-- START --
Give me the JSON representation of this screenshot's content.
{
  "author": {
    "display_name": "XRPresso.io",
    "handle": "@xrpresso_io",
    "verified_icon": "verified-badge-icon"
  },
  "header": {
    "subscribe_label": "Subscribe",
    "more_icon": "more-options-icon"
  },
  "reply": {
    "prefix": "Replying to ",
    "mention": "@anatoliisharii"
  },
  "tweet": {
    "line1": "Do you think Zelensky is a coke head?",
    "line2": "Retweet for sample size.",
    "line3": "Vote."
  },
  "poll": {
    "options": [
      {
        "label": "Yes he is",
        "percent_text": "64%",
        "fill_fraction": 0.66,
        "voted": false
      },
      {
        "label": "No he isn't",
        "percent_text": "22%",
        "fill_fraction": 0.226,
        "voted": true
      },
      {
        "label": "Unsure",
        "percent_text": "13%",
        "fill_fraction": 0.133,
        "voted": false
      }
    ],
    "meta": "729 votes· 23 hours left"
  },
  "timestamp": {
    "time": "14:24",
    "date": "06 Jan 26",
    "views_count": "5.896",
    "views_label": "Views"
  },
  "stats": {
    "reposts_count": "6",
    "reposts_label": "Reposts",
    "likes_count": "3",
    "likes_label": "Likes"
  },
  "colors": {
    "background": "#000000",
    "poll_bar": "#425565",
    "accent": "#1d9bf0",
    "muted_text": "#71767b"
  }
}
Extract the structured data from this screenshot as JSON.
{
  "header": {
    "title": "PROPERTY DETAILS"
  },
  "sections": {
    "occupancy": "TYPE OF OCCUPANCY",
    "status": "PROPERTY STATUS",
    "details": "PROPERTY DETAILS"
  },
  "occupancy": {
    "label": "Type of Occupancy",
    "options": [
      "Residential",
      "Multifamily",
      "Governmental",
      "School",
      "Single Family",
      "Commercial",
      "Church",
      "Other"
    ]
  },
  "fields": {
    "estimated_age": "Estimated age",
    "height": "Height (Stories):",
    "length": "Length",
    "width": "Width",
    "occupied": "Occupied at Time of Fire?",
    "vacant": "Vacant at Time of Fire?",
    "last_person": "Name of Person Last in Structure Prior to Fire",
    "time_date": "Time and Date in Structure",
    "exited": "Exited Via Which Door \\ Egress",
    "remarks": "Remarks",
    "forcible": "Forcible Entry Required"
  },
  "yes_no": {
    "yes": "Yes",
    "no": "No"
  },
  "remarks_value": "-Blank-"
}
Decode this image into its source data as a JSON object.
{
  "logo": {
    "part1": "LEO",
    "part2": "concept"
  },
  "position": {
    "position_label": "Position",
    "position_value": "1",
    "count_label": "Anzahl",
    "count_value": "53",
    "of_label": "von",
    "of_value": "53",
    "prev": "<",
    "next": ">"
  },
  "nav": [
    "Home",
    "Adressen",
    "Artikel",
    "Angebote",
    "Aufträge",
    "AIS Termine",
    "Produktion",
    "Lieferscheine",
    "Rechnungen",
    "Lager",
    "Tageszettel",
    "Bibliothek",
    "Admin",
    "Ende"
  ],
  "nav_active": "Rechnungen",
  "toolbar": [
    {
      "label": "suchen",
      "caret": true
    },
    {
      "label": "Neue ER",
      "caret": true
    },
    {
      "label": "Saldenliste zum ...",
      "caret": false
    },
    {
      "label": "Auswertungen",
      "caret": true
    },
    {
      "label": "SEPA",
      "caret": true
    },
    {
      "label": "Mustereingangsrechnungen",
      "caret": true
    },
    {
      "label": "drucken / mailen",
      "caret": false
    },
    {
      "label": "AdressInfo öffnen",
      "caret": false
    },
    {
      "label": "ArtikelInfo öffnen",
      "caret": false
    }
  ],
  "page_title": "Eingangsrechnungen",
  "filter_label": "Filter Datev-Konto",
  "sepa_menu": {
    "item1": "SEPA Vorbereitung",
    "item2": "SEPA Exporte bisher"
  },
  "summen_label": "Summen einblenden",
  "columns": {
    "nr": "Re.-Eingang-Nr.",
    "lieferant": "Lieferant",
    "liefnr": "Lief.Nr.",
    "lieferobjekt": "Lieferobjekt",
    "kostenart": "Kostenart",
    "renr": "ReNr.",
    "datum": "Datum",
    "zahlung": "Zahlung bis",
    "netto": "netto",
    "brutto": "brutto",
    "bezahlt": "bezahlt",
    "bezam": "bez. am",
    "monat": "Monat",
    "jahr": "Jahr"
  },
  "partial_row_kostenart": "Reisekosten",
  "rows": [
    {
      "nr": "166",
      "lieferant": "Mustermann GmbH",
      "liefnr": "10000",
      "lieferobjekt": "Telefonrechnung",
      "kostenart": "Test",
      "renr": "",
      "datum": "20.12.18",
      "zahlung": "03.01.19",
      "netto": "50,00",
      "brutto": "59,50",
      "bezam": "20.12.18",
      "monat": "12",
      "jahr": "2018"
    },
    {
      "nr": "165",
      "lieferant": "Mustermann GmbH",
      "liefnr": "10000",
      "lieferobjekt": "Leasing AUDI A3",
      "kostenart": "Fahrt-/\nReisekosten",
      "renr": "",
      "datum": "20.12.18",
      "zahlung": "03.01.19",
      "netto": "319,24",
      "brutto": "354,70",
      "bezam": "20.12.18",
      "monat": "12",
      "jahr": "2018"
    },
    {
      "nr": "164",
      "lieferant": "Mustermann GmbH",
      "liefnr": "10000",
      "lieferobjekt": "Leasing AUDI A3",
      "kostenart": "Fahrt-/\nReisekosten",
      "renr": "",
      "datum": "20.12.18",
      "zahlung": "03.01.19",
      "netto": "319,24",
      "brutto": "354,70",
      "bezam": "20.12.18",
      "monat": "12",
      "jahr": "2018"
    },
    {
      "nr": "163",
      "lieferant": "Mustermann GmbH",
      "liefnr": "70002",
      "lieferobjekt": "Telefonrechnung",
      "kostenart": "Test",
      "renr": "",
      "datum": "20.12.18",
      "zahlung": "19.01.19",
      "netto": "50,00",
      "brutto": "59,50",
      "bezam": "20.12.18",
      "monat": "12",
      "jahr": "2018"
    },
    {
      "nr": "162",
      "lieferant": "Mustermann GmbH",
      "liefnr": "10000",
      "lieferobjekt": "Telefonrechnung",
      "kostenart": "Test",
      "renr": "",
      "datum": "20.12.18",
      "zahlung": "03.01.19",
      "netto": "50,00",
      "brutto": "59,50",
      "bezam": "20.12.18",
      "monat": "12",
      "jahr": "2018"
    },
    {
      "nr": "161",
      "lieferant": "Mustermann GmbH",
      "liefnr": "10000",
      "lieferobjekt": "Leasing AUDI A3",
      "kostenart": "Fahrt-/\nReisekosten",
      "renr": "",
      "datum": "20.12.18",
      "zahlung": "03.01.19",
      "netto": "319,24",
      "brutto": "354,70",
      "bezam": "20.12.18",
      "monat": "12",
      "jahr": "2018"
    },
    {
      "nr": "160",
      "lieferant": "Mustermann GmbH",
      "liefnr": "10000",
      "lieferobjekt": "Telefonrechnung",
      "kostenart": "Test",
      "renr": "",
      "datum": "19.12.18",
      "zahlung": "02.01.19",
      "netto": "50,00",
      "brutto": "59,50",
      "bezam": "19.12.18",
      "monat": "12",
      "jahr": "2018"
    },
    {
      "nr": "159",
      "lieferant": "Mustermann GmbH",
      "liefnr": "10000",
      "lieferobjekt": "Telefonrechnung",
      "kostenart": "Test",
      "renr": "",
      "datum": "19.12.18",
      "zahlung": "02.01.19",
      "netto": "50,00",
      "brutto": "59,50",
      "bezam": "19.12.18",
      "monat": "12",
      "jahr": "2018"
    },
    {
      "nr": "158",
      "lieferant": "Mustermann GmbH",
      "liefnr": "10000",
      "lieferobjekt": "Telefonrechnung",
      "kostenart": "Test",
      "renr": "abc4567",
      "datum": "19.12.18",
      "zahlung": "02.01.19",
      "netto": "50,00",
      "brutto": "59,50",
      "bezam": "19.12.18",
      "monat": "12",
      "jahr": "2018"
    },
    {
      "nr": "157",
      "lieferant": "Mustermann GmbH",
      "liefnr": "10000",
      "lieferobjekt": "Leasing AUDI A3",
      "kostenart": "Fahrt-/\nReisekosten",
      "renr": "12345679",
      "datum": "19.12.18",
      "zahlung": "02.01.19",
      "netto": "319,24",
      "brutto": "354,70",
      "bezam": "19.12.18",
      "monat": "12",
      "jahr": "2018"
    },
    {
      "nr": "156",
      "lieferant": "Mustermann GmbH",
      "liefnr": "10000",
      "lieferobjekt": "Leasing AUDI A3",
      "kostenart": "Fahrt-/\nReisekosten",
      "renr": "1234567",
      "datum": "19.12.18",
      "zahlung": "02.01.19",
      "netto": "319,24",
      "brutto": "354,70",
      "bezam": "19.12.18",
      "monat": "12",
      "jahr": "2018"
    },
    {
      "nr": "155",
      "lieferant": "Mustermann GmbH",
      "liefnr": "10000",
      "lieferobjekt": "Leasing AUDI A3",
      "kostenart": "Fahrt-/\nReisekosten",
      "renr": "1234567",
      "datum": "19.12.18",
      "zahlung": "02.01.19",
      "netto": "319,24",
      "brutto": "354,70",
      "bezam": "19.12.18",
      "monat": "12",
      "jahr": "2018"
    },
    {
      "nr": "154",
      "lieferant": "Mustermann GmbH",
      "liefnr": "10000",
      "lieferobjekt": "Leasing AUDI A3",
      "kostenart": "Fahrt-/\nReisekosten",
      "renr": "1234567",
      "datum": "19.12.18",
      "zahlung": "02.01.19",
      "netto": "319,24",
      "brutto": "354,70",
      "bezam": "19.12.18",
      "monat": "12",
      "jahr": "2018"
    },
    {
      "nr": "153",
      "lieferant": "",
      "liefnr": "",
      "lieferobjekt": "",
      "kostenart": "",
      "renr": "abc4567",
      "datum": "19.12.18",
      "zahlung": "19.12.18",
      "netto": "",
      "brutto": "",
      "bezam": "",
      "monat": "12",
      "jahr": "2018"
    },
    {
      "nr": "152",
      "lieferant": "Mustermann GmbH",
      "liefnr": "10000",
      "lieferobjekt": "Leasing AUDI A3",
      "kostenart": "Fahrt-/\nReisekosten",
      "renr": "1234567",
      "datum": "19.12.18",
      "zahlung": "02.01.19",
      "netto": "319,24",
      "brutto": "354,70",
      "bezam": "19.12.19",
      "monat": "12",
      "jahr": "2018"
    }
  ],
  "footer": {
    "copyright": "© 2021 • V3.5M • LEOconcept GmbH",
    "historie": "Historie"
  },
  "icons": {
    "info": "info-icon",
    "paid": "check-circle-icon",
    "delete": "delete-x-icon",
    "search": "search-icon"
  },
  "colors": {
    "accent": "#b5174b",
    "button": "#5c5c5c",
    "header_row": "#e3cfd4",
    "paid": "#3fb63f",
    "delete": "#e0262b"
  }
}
-- END --
_WHAT IS EXPECTED:_ Determine how many lines include the string "screenshot". Give no answer but the number.

_WRITTEN SOLUTION:_ 2